Data entries

____

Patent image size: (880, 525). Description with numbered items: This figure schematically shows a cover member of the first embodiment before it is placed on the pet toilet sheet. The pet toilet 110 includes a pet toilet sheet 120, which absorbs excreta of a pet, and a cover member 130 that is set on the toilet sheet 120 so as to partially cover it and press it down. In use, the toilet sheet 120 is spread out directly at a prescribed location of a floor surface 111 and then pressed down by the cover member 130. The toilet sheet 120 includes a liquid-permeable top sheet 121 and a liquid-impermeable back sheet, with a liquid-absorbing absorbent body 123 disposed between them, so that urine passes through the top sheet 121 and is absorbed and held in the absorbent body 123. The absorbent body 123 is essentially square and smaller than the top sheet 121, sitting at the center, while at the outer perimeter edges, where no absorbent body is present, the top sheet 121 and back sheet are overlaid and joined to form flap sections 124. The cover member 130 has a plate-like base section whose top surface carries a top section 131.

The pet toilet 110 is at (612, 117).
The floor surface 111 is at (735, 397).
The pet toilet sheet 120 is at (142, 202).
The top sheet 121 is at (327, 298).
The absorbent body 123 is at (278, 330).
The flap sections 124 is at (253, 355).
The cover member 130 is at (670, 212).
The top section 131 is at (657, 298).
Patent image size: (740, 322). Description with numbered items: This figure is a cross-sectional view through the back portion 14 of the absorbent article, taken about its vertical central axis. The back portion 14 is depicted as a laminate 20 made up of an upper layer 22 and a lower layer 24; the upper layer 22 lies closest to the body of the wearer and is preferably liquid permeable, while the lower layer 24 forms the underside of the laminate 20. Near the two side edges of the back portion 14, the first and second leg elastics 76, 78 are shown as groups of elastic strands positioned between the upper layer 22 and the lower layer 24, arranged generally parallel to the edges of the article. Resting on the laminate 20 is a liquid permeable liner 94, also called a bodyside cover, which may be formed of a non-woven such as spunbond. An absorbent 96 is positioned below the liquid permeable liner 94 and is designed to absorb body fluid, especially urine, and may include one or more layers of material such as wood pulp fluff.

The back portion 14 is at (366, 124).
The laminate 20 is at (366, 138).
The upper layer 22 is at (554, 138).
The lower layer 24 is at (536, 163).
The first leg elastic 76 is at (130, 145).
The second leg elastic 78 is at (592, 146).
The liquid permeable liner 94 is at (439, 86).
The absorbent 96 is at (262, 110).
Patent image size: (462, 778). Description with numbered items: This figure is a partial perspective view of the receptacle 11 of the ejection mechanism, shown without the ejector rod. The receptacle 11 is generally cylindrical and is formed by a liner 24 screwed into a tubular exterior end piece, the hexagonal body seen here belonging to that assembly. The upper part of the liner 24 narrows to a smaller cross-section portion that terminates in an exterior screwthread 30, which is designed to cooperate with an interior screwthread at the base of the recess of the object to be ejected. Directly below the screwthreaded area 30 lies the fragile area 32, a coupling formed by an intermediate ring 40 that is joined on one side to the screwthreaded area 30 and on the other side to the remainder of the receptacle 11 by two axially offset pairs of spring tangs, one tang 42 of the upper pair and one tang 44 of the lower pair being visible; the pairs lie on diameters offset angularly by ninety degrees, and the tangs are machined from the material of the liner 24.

____

» **What is asked**
Please repeat every line above, word for word and in the same order.

» **Reply**
Patent image size: (880, 525). Description with numbered items: This figure schematically shows a cover member of the first embodiment before it is placed on the pet toilet sheet. The pet toilet 110 includes a pet toilet sheet 120, which absorbs excreta of a pet, and a cover member 130 that is set on the toilet sheet 120 so as to partially cover it and press it down. In use, the toilet sheet 120 is spread out directly at a prescribed location of a floor surface 111 and then pressed down by the cover member 130. The toilet sheet 120 includes a liquid-permeable top sheet 121 and a liquid-impermeable back sheet, with a liquid-absorbing absorbent body 123 disposed between them, so that urine passes through the top sheet 121 and is absorbed and held in the absorbent body 123. The absorbent body 123 is essentially square and smaller than the top sheet 121, sitting at the center, while at the outer perimeter edges, where no absorbent body is present, the top sheet 121 and back sheet are overlaid and joined to form flap sections 124. The cover member 130 has a plate-like base section whose top surface carries a top section 131.

The pet toilet 110 is at (612, 117).
The floor surface 111 is at (735, 397).
The pet toilet sheet 120 is at (142, 202).
The top sheet 121 is at (327, 298).
The absorbent body 123 is at (278, 330).
The flap sections 124 is at (253, 355).
The cover member 130 is at (670, 212).
The top section 131 is at (657, 298).
Patent image size: (740, 322). Description with numbered items: This figure is a cross-sectional view through the back portion 14 of the absorbent article, taken about its vertical central axis. The back portion 14 is depicted as a laminate 20 made up of an upper layer 22 and a lower layer 24; the upper layer 22 lies closest to the body of the wearer and is preferably liquid permeable, while the lower layer 24 forms the underside of the laminate 20. Near the two side edges of the back portion 14, the first and second leg elastics 76, 78 are shown as groups of elastic strands positioned between the upper layer 22 and the lower layer 24, arranged generally parallel to the edges of the article. Resting on the laminate 20 is a liquid permeable liner 94, also called a bodyside cover, which may be formed of a non-woven such as spunbond. An absorbent 96 is positioned below the liquid permeable liner 94 and is designed to absorb body fluid, especially urine, and may include one or more layers of material such as wood pulp fluff.

The back portion 14 is at (366, 124).
The laminate 20 is at (366, 138).
The upper layer 22 is at (554, 138).
The lower layer 24 is at (536, 163).
The first leg elastic 76 is at (130, 145).
The second leg elastic 78 is at (592, 146).
The liquid permeable liner 94 is at (439, 86).
The absorbent 96 is at (262, 110).
Patent image size: (462, 778). Description with numbered items: This figure is a partial perspective view of the receptacle 11 of the ejection mechanism, shown without the ejector rod. The receptacle 11 is generally cylindrical and is formed by a liner 24 screwed into a tubular exterior end piece, the hexagonal body seen here belonging to that assembly. The upper part of the liner 24 narrows to a smaller cross-section portion that terminates in an exterior screwthread 30, which is designed to cooperate with an interior screwthread at the base of the recess of the object to be ejected. Directly below the screwthreaded area 30 lies the fragile area 32, a coupling formed by an intermediate ring 40 that is joined on one side to the screwthreaded area 30 and on the other side to the remainder of the receptacle 11 by two axially offset pairs of spring tangs, one tang 42 of the upper pair and one tang 44 of the lower pair being visible; the pairs lie on diameters offset angularly by ninety degrees, and the tangs are machined from the material of the liner 24.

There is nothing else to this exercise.